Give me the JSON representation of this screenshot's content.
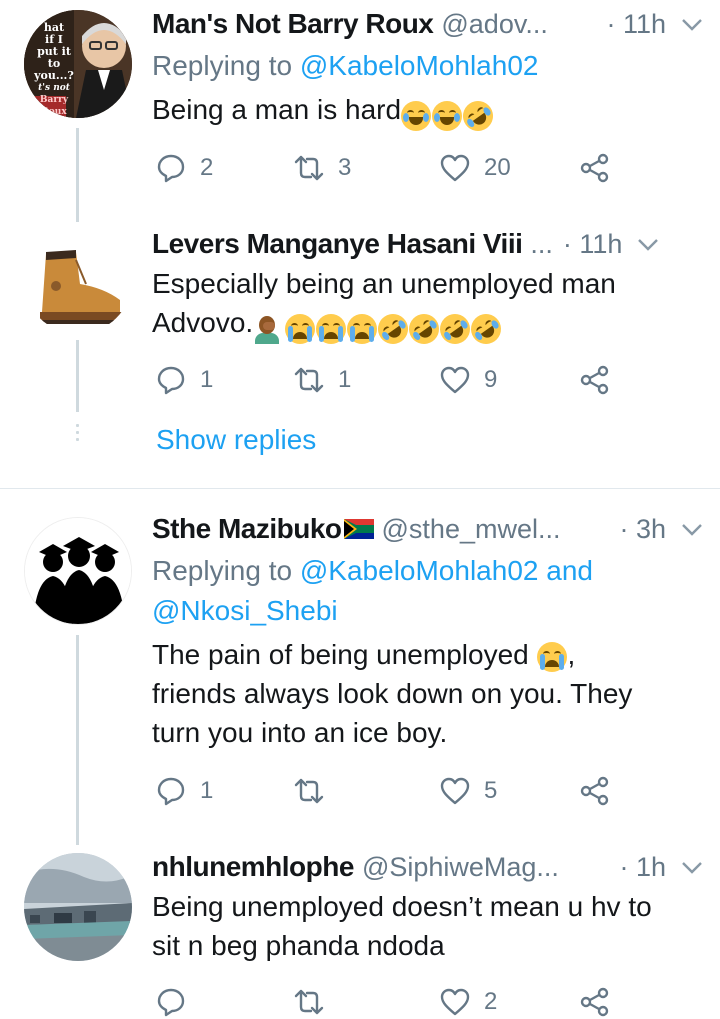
{
  "tweets": [
    {
      "name": "Man's Not Barry Roux",
      "handle": "@adov...",
      "time": "· 11h",
      "replying_prefix": "Replying to ",
      "replying_to": "@KabeloMohlah02",
      "text": "Being a man is hard",
      "avatar_text": [
        "hat",
        "if I",
        "put it",
        "to you...?",
        "t's not",
        "Barry",
        "Roux"
      ],
      "replies": "2",
      "retweets": "3",
      "likes": "20"
    },
    {
      "name": "Levers Manganye Hasani Viii",
      "handle": "...",
      "time": "· 11h",
      "text_line1": "Especially being an unemployed man",
      "text_line2": "Advovo.",
      "replies": "1",
      "retweets": "1",
      "likes": "9"
    },
    {
      "name": "Sthe Mazibuko",
      "handle": "@sthe_mwel...",
      "time": "· 3h",
      "replying_prefix": "Replying to ",
      "replying_to": "@KabeloMohlah02 and",
      "replying_to_2": "@Nkosi_Shebi",
      "text_line1": "The pain of being unemployed",
      "text_line1_end": ",",
      "text_line2": "friends always look down on you. They",
      "text_line3": "turn you into an ice boy.",
      "replies": "1",
      "retweets": "",
      "likes": "5"
    },
    {
      "name": "nhlunemhlophe",
      "handle": "@SiphiweMag...",
      "time": "· 1h",
      "text_line1": "Being unemployed doesn’t mean u hv to",
      "text_line2": "sit n beg phanda ndoda",
      "replies": "",
      "retweets": "",
      "likes": "2"
    }
  ],
  "show_replies": "Show replies",
  "colors": {
    "accent": "#1da1f2",
    "muted": "#657786",
    "text": "#14171a",
    "line": "#cfd9de"
  }
}
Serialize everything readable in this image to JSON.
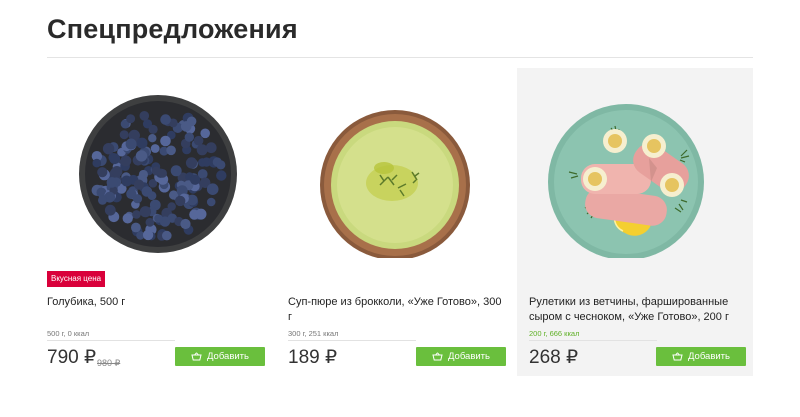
{
  "section": {
    "title": "Спецпредложения"
  },
  "products": [
    {
      "badge": "Вкусная цена",
      "name": "Голубика, 500 г",
      "meta": "500 г, 0 ккал",
      "price": "790 ₽",
      "old_price": "980 ₽",
      "add_label": "Добавить",
      "image_icon": "blueberry-plate-icon"
    },
    {
      "name": "Суп-пюре из брокколи, «Уже Готово», 300 г",
      "meta": "300 г, 251 ккал",
      "price": "189 ₽",
      "add_label": "Добавить",
      "image_icon": "soup-bowl-icon"
    },
    {
      "name": "Рулетики из ветчины, фаршированные сыром с чесноком, «Уже Готово», 200 г",
      "meta": "200 г, 666 ккал",
      "price": "268 ₽",
      "add_label": "Добавить",
      "image_icon": "ham-rolls-plate-icon"
    }
  ],
  "colors": {
    "badge": "#d9003a",
    "button": "#6abf3d",
    "meta_highlight": "#5fb026",
    "card_highlight_bg": "#f3f3f3"
  }
}
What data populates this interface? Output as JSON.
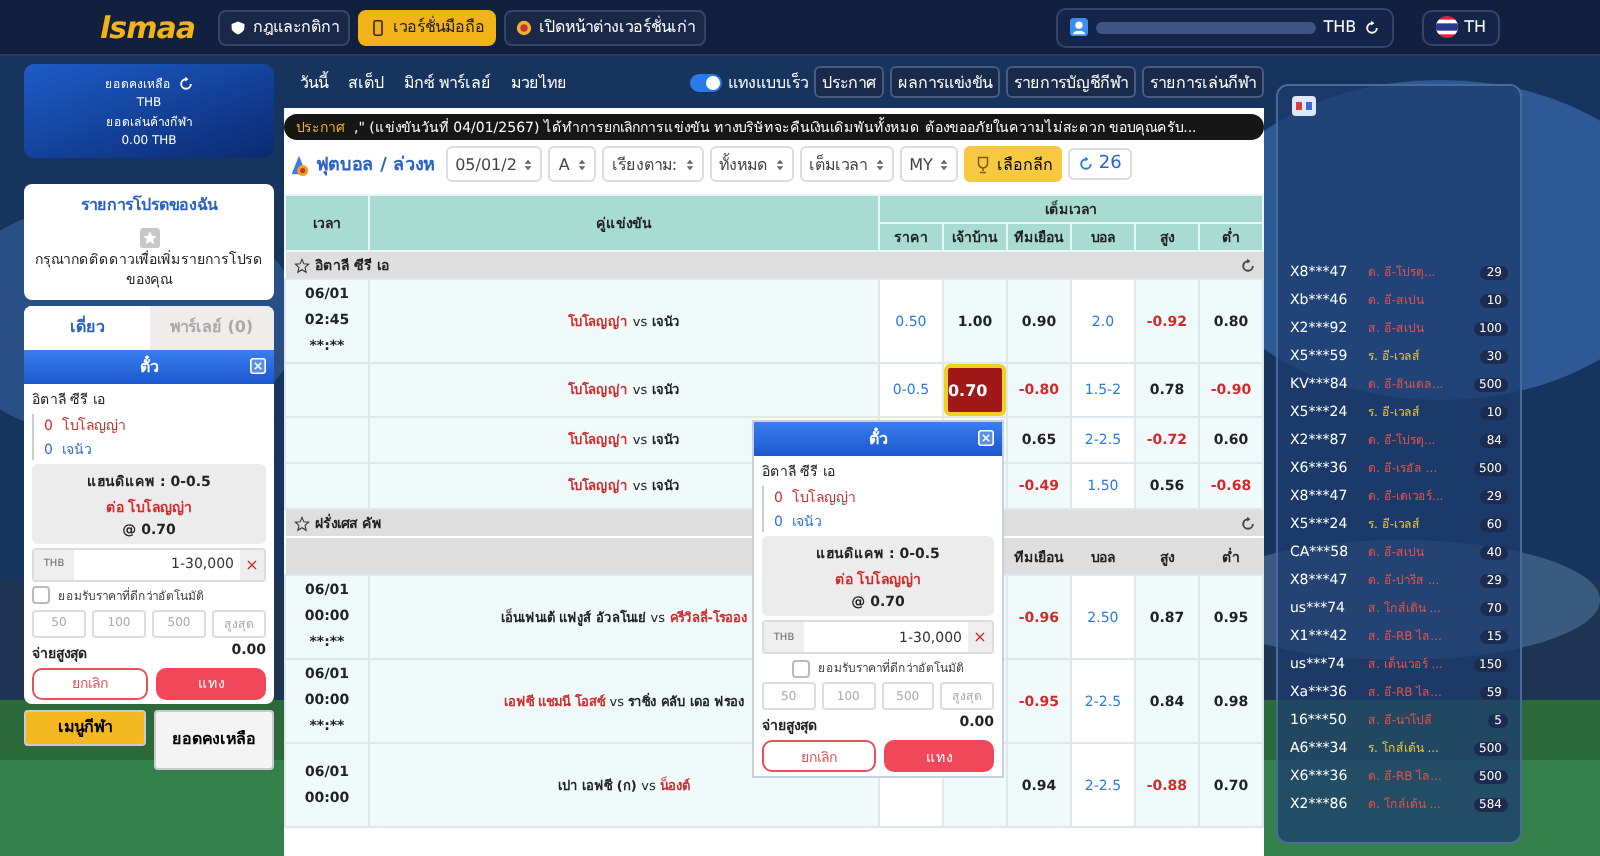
{
  "header": {
    "logo": "lsmaa",
    "buttons": [
      {
        "label": "กฎและกติกา",
        "selected": false
      },
      {
        "label": "เวอร์ชั่นมือถือ",
        "selected": true
      },
      {
        "label": "เปิดหน้าต่างเวอร์ชั่นเก่า",
        "selected": false
      }
    ],
    "currency": "THB",
    "language": "TH"
  },
  "sidebar": {
    "balance_label": "ยอดคงเหลือ",
    "balance_currency": "THB",
    "pending_label": "ยอดเล่นค้างกีฬา",
    "pending_value": "0.00 THB",
    "favorites": {
      "title": "รายการโปรดของฉัน",
      "hint": "กรุณากดติดดาวเพื่อเพิ่มรายการโปรดของคุณ"
    },
    "tabs": [
      {
        "label": "เดี่ยว",
        "selected": true
      },
      {
        "label": "พาร์เลย์ (0)",
        "selected": false
      }
    ],
    "slip": {
      "title": "ตั๋ว",
      "league": "อิตาลี ซีรี เอ",
      "home_score": "0",
      "home": "โบโลญญ่า",
      "away_score": "0",
      "away": "เจนัว",
      "handicap": "แฮนดิแคพ : 0-0.5",
      "pick": "ต่อ โบโลญญ่า",
      "odds": "@ 0.70",
      "currency": "THB",
      "placeholder": "1-30,000",
      "clear": "×",
      "auto_accept": {
        "label": "ยอมรับราคาที่ดีกว่าอัตโนมัติ",
        "checked": false
      },
      "quick": [
        "50",
        "100",
        "500",
        "สูงสุด"
      ],
      "max_label": "จ่ายสูงสุด",
      "max_value": "0.00",
      "cancel": "ยกเลิก",
      "submit": "แทง"
    },
    "bottom_buttons": [
      {
        "label": "เมนูกีฬา",
        "selected": true
      },
      {
        "label": "ยอดคงเหลือ",
        "selected": false
      }
    ]
  },
  "main": {
    "tabs": [
      {
        "label": "วันนี้",
        "selected": false
      },
      {
        "label": "สเต็ป",
        "selected": false
      },
      {
        "label": "มิกซ์ พาร์เลย์",
        "selected": false
      },
      {
        "label": "มวยไทย",
        "selected": false
      }
    ],
    "quick_bet": {
      "label": "แทงแบบเร็ว",
      "on": true
    },
    "links": [
      "ประกาศ",
      "ผลการแข่งขัน",
      "รายการบัญชีกีฬา",
      "รายการเล่นกีฬา"
    ],
    "announcement": {
      "label": "ประกาศ",
      "text": ",\" (แข่งขันวันที่ 04/01/2567) ได้ทำการยกเลิกการแข่งขัน ทางบริษัทจะคืนเงินเดิมพันทั้งหมด ต้องขออภัยในความไม่สะดวก ขอบคุณครับ..."
    },
    "breadcrumb": "ฟุตบอล / ล่วงห",
    "filters": [
      "05/01/2",
      "A",
      "เรียงตาม:",
      "ทั้งหมด",
      "เต็มเวลา",
      "MY"
    ],
    "league_button": "เลือกลีก",
    "refresh_count": "26",
    "table": {
      "time_header": "เวลา",
      "match_header": "คู่แข่งขัน",
      "group_header": "เต็มเวลา",
      "columns": [
        "ราคา",
        "เจ้าบ้าน",
        "ทีมเยือน",
        "บอล",
        "สูง",
        "ต่ำ"
      ],
      "leagues": [
        {
          "name": "อิตาลี ซีรี เอ",
          "rows": [
            {
              "time": [
                "06/01",
                "02:45",
                "**:**"
              ],
              "home": "โบโลญญ่า",
              "separator": "vs",
              "away": "เจนัว",
              "home_favorite": true,
              "away_favorite": false,
              "odds": [
                {
                  "v": "0.50",
                  "selected": false
                },
                {
                  "v": "1.00",
                  "selected": false
                },
                {
                  "v": "0.90",
                  "selected": false
                },
                {
                  "v": "2.0",
                  "selected": false
                },
                {
                  "v": "-0.92",
                  "selected": false
                },
                {
                  "v": "0.80",
                  "selected": false
                }
              ]
            },
            {
              "time": [],
              "home": "โบโลญญ่า",
              "separator": "vs",
              "away": "เจนัว",
              "home_favorite": true,
              "away_favorite": false,
              "odds": [
                {
                  "v": "0-0.5",
                  "selected": false
                },
                {
                  "v": "0.70",
                  "selected": true
                },
                {
                  "v": "-0.80",
                  "selected": false
                },
                {
                  "v": "1.5-2",
                  "selected": false
                },
                {
                  "v": "0.78",
                  "selected": false
                },
                {
                  "v": "-0.90",
                  "selected": false
                }
              ]
            },
            {
              "time": [],
              "home": "โบโลญญ่า",
              "separator": "vs",
              "away": "เจนัว",
              "home_favorite": true,
              "away_favorite": false,
              "odds": [
                {
                  "v": "0.65",
                  "selected": false
                },
                {
                  "v": "2-2.5",
                  "selected": false
                },
                {
                  "v": "-0.72",
                  "selected": false
                },
                {
                  "v": "0.60",
                  "selected": false
                }
              ]
            },
            {
              "time": [],
              "home": "โบโลญญ่า",
              "separator": "vs",
              "away": "เจนัว",
              "home_favorite": true,
              "away_favorite": false,
              "odds": [
                {
                  "v": "-0.49",
                  "selected": false
                },
                {
                  "v": "1.50",
                  "selected": false
                },
                {
                  "v": "0.56",
                  "selected": false
                },
                {
                  "v": "-0.68",
                  "selected": false
                }
              ]
            }
          ]
        },
        {
          "name": "ฝรั่งเศส คัพ",
          "column_labels": [
            "ทีมเยือน",
            "บอล",
            "สูง",
            "ต่ำ"
          ],
          "rows": [
            {
              "time": [
                "06/01",
                "00:00",
                "**:**"
              ],
              "home": "เอ็นเฟนเต้ แฟงูส์ อัวลโนเย่",
              "separator": "vs",
              "away": "ครีวิลลี่-โรออง",
              "home_favorite": false,
              "away_favorite": true,
              "odds": [
                {
                  "v": "-0.96",
                  "selected": false
                },
                {
                  "v": "2.50",
                  "selected": false
                },
                {
                  "v": "0.87",
                  "selected": false
                },
                {
                  "v": "0.95",
                  "selected": false
                }
              ]
            },
            {
              "time": [
                "06/01",
                "00:00",
                "**:**"
              ],
              "home": "เอฟซี แชมนี โอสซ์",
              "separator": "vs",
              "away": "ราซิ่ง คลับ เดอ ฟรอง",
              "home_favorite": true,
              "away_favorite": false,
              "odds": [
                {
                  "v": "-0.95",
                  "selected": false
                },
                {
                  "v": "2-2.5",
                  "selected": false
                },
                {
                  "v": "0.84",
                  "selected": false
                },
                {
                  "v": "0.98",
                  "selected": false
                }
              ]
            },
            {
              "time": [
                "06/01",
                "00:00"
              ],
              "home": "เปา เอฟซี (ก)",
              "separator": "vs",
              "away": "น็องต์",
              "home_favorite": false,
              "away_favorite": true,
              "odds": [
                {
                  "v": "0.94",
                  "selected": false
                },
                {
                  "v": "2-2.5",
                  "selected": false
                },
                {
                  "v": "-0.88",
                  "selected": false
                },
                {
                  "v": "0.70",
                  "selected": false
                }
              ]
            }
          ]
        }
      ]
    }
  },
  "popup_slip": {
    "title": "ตั๋ว",
    "league": "อิตาลี ซีรี เอ",
    "home_score": "0",
    "home": "โบโลญญ่า",
    "away_score": "0",
    "away": "เจนัว",
    "handicap": "แฮนดิแคพ : 0-0.5",
    "pick": "ต่อ โบโลญญ่า",
    "odds": "@ 0.70",
    "currency": "THB",
    "placeholder": "1-30,000",
    "clear": "×",
    "auto_accept": {
      "label": "ยอมรับราคาที่ดีกว่าอัตโนมัติ",
      "checked": false
    },
    "quick": [
      "50",
      "100",
      "500",
      "สูงสุด"
    ],
    "max_label": "จ่ายสูงสุด",
    "max_value": "0.00",
    "cancel": "ยกเลิก",
    "submit": "แทง"
  },
  "live_bets": [
    {
      "user": "X8***47",
      "bet": "ด. อี-โปรตุ...",
      "amount": "29",
      "color": "#e8504a"
    },
    {
      "user": "Xb***46",
      "bet": "ด. อี-สเปน",
      "amount": "10",
      "color": "#e8504a"
    },
    {
      "user": "X2***92",
      "bet": "ส. อี-สเปน",
      "amount": "100",
      "color": "#e8504a"
    },
    {
      "user": "X5***59",
      "bet": "ร. อี-เวลส์",
      "amount": "30",
      "color": "#e8c83a"
    },
    {
      "user": "KV***84",
      "bet": "ด. อี-อินเดล...",
      "amount": "500",
      "color": "#e8504a"
    },
    {
      "user": "X5***24",
      "bet": "ร. อี-เวลส์",
      "amount": "10",
      "color": "#e8c83a"
    },
    {
      "user": "X2***87",
      "bet": "ด. อี-โปรตุ...",
      "amount": "84",
      "color": "#e8504a"
    },
    {
      "user": "X6***36",
      "bet": "ด. อี-เรอัล ...",
      "amount": "500",
      "color": "#e8504a"
    },
    {
      "user": "X8***47",
      "bet": "ด. อี-เดเวอร์...",
      "amount": "29",
      "color": "#e8504a"
    },
    {
      "user": "X5***24",
      "bet": "ร. อี-เวลส์",
      "amount": "60",
      "color": "#e8c83a"
    },
    {
      "user": "CA***58",
      "bet": "ด. อี-สเปน",
      "amount": "40",
      "color": "#e8504a"
    },
    {
      "user": "X8***47",
      "bet": "ด. อี-ปารีส ...",
      "amount": "29",
      "color": "#e8504a"
    },
    {
      "user": "us***74",
      "bet": "ส. โกส์เดิน ...",
      "amount": "70",
      "color": "#e8504a"
    },
    {
      "user": "X1***42",
      "bet": "ส. อี-RB ไล...",
      "amount": "15",
      "color": "#e8504a"
    },
    {
      "user": "us***74",
      "bet": "ส. เด็นเวอร์ ...",
      "amount": "150",
      "color": "#e8504a"
    },
    {
      "user": "Xa***36",
      "bet": "ส. อี-RB ไล...",
      "amount": "59",
      "color": "#e8504a"
    },
    {
      "user": "16***50",
      "bet": "ส. อี-นาโปลี",
      "amount": "5",
      "color": "#e8504a"
    },
    {
      "user": "A6***34",
      "bet": "ร. โกส์เด้น ...",
      "amount": "500",
      "color": "#e8c83a"
    },
    {
      "user": "X6***36",
      "bet": "ด. อี-RB ไล...",
      "amount": "500",
      "color": "#e8504a"
    },
    {
      "user": "X2***86",
      "bet": "ด. โกล์เด้น ...",
      "amount": "584",
      "color": "#e8504a"
    }
  ]
}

**Given task**
Look for the word "งหมด" and return every line where it occurs.

**Written answer**
      "text": ",\" (แข่งขันวันที่ 04/01/2567) ได้ทำการยกเลิกการแข่งขัน ทางบริษัทจะคืนเงินเดิมพันทั้งหมด ต้องขออภัยในความไม่สะดวก ขอบคุณครับ..."
      "ทั้งหมด",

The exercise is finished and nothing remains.